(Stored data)
○ ○ ○ ○ ○
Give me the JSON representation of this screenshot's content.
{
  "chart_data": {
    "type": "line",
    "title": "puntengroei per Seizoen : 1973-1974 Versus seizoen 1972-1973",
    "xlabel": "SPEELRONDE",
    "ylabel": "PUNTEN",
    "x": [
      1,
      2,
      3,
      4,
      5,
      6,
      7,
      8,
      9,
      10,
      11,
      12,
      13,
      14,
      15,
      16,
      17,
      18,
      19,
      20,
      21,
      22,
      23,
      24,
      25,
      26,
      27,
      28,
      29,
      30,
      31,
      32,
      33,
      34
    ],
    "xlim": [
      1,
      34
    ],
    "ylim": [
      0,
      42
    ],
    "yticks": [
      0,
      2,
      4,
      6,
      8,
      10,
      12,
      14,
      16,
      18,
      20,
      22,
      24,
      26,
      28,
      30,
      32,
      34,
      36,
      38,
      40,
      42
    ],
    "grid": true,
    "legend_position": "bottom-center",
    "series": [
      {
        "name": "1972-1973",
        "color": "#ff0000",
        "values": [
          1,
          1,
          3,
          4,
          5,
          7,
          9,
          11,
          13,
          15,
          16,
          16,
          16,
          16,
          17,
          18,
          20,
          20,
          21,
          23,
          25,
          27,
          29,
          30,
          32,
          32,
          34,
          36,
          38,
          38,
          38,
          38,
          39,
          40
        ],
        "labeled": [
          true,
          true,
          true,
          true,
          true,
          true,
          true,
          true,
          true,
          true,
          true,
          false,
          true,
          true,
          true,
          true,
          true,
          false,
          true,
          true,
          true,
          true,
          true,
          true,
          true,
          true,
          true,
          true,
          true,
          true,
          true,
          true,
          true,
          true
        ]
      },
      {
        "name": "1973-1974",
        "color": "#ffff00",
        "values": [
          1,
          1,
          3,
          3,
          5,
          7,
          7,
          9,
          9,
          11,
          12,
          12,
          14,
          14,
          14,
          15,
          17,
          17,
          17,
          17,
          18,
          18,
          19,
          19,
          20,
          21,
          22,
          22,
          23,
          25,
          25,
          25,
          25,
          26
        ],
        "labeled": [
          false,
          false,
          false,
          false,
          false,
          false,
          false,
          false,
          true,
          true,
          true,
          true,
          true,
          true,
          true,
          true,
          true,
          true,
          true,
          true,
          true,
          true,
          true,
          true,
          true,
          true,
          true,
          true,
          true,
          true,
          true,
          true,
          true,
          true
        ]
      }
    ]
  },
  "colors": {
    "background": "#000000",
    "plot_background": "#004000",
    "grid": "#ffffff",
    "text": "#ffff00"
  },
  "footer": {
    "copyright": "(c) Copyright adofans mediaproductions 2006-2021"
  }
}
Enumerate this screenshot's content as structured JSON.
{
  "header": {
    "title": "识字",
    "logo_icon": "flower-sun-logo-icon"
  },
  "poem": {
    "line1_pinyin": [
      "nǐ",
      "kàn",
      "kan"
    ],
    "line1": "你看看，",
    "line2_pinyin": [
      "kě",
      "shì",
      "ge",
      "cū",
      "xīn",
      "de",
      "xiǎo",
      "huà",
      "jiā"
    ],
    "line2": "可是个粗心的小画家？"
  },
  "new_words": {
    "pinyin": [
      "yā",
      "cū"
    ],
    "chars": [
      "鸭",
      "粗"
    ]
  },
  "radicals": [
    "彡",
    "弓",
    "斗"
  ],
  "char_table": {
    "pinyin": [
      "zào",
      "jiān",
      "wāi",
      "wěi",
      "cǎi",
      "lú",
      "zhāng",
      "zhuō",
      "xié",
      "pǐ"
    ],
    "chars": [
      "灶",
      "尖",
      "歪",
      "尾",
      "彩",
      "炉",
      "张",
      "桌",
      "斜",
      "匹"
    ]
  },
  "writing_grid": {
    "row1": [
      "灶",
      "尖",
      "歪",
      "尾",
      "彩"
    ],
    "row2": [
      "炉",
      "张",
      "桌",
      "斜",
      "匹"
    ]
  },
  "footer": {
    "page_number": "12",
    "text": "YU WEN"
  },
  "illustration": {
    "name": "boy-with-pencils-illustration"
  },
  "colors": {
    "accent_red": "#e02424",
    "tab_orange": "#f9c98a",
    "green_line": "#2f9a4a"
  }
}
○ ○ ○ ○ ○
Stated problem
Copy the material above, line for line.

Expected answer
Give me the JSON representation of this screenshot's content.
{
  "chart_data": {
    "type": "line",
    "title": "puntengroei per Seizoen : 1973-1974 Versus seizoen 1972-1973",
    "xlabel": "SPEELRONDE",
    "ylabel": "PUNTEN",
    "x": [
      1,
      2,
      3,
      4,
      5,
      6,
      7,
      8,
      9,
      10,
      11,
      12,
      13,
      14,
      15,
      16,
      17,
      18,
      19,
      20,
      21,
      22,
      23,
      24,
      25,
      26,
      27,
      28,
      29,
      30,
      31,
      32,
      33,
      34
    ],
    "xlim": [
      1,
      34
    ],
    "ylim": [
      0,
      42
    ],
    "yticks": [
      0,
      2,
      4,
      6,
      8,
      10,
      12,
      14,
      16,
      18,
      20,
      22,
      24,
      26,
      28,
      30,
      32,
      34,
      36,
      38,
      40,
      42
    ],
    "grid": true,
    "legend_position": "bottom-center",
    "series": [
      {
        "name": "1972-1973",
        "color": "#ff0000",
        "values": [
          1,
          1,
          3,
          4,
          5,
          7,
          9,
          11,
          13,
          15,
          16,
          16,
          16,
          16,
          17,
          18,
          20,
          20,
          21,
          23,
          25,
          27,
          29,
          30,
          32,
          32,
          34,
          36,
          38,
          38,
          38,
          38,
          39,
          40
        ],
        "labeled": [
          true,
          true,
          true,
          true,
          true,
          true,
          true,
          true,
          true,
          true,
          true,
          false,
          true,
          true,
          true,
          true,
          true,
          false,
          true,
          true,
          true,
          true,
          true,
          true,
          true,
          true,
          true,
          true,
          true,
          true,
          true,
          true,
          true,
          true
        ]
      },
      {
        "name": "1973-1974",
        "color": "#ffff00",
        "values": [
          1,
          1,
          3,
          3,
          5,
          7,
          7,
          9,
          9,
          11,
          12,
          12,
          14,
          14,
          14,
          15,
          17,
          17,
          17,
          17,
          18,
          18,
          19,
          19,
          20,
          21,
          22,
          22,
          23,
          25,
          25,
          25,
          25,
          26
        ],
        "labeled": [
          false,
          false,
          false,
          false,
          false,
          false,
          false,
          false,
          true,
          true,
          true,
          true,
          true,
          true,
          true,
          true,
          true,
          true,
          true,
          true,
          true,
          true,
          true,
          true,
          true,
          true,
          true,
          true,
          true,
          true,
          true,
          true,
          true,
          true
        ]
      }
    ]
  },
  "colors": {
    "background": "#000000",
    "plot_background": "#004000",
    "grid": "#ffffff",
    "text": "#ffff00"
  },
  "footer": {
    "copyright": "(c) Copyright adofans mediaproductions 2006-2021"
  }
}
Enumerate this screenshot's content as structured JSON.
{
  "header": {
    "title": "识字",
    "logo_icon": "flower-sun-logo-icon"
  },
  "poem": {
    "line1_pinyin": [
      "nǐ",
      "kàn",
      "kan"
    ],
    "line1": "你看看，",
    "line2_pinyin": [
      "kě",
      "shì",
      "ge",
      "cū",
      "xīn",
      "de",
      "xiǎo",
      "huà",
      "jiā"
    ],
    "line2": "可是个粗心的小画家？"
  },
  "new_words": {
    "pinyin": [
      "yā",
      "cū"
    ],
    "chars": [
      "鸭",
      "粗"
    ]
  },
  "radicals": [
    "彡",
    "弓",
    "斗"
  ],
  "char_table": {
    "pinyin": [
      "zào",
      "jiān",
      "wāi",
      "wěi",
      "cǎi",
      "lú",
      "zhāng",
      "zhuō",
      "xié",
      "pǐ"
    ],
    "chars": [
      "灶",
      "尖",
      "歪",
      "尾",
      "彩",
      "炉",
      "张",
      "桌",
      "斜",
      "匹"
    ]
  },
  "writing_grid": {
    "row1": [
      "灶",
      "尖",
      "歪",
      "尾",
      "彩"
    ],
    "row2": [
      "炉",
      "张",
      "桌",
      "斜",
      "匹"
    ]
  },
  "footer": {
    "page_number": "12",
    "text": "YU WEN"
  },
  "illustration": {
    "name": "boy-with-pencils-illustration"
  },
  "colors": {
    "accent_red": "#e02424",
    "tab_orange": "#f9c98a",
    "green_line": "#2f9a4a"
  }
}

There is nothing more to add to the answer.